ENTRIES PROVIDED:
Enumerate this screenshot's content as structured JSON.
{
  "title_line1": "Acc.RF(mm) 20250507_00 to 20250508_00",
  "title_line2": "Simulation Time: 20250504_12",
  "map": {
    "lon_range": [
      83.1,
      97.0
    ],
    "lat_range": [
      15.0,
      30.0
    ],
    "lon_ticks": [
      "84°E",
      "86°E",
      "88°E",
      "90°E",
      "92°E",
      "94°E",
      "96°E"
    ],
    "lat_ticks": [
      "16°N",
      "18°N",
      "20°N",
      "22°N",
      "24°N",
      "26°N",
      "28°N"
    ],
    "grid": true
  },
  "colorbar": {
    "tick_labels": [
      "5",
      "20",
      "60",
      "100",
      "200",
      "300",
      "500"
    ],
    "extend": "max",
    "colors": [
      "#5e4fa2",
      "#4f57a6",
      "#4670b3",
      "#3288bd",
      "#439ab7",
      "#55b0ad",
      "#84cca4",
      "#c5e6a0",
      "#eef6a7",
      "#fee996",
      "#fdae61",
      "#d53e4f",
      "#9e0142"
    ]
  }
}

INSTRUCTIONS TO FOLLOW:
Each record above should be restated word for word.

RESPONSE:
Enumerate this screenshot's content as structured JSON.
{
  "title_line1": "Acc.RF(mm) 20250507_00 to 20250508_00",
  "title_line2": "Simulation Time: 20250504_12",
  "map": {
    "lon_range": [
      83.1,
      97.0
    ],
    "lat_range": [
      15.0,
      30.0
    ],
    "lon_ticks": [
      "84°E",
      "86°E",
      "88°E",
      "90°E",
      "92°E",
      "94°E",
      "96°E"
    ],
    "lat_ticks": [
      "16°N",
      "18°N",
      "20°N",
      "22°N",
      "24°N",
      "26°N",
      "28°N"
    ],
    "grid": true
  },
  "colorbar": {
    "tick_labels": [
      "5",
      "20",
      "60",
      "100",
      "200",
      "300",
      "500"
    ],
    "extend": "max",
    "colors": [
      "#5e4fa2",
      "#4f57a6",
      "#4670b3",
      "#3288bd",
      "#439ab7",
      "#55b0ad",
      "#84cca4",
      "#c5e6a0",
      "#eef6a7",
      "#fee996",
      "#fdae61",
      "#d53e4f",
      "#9e0142"
    ]
  }
}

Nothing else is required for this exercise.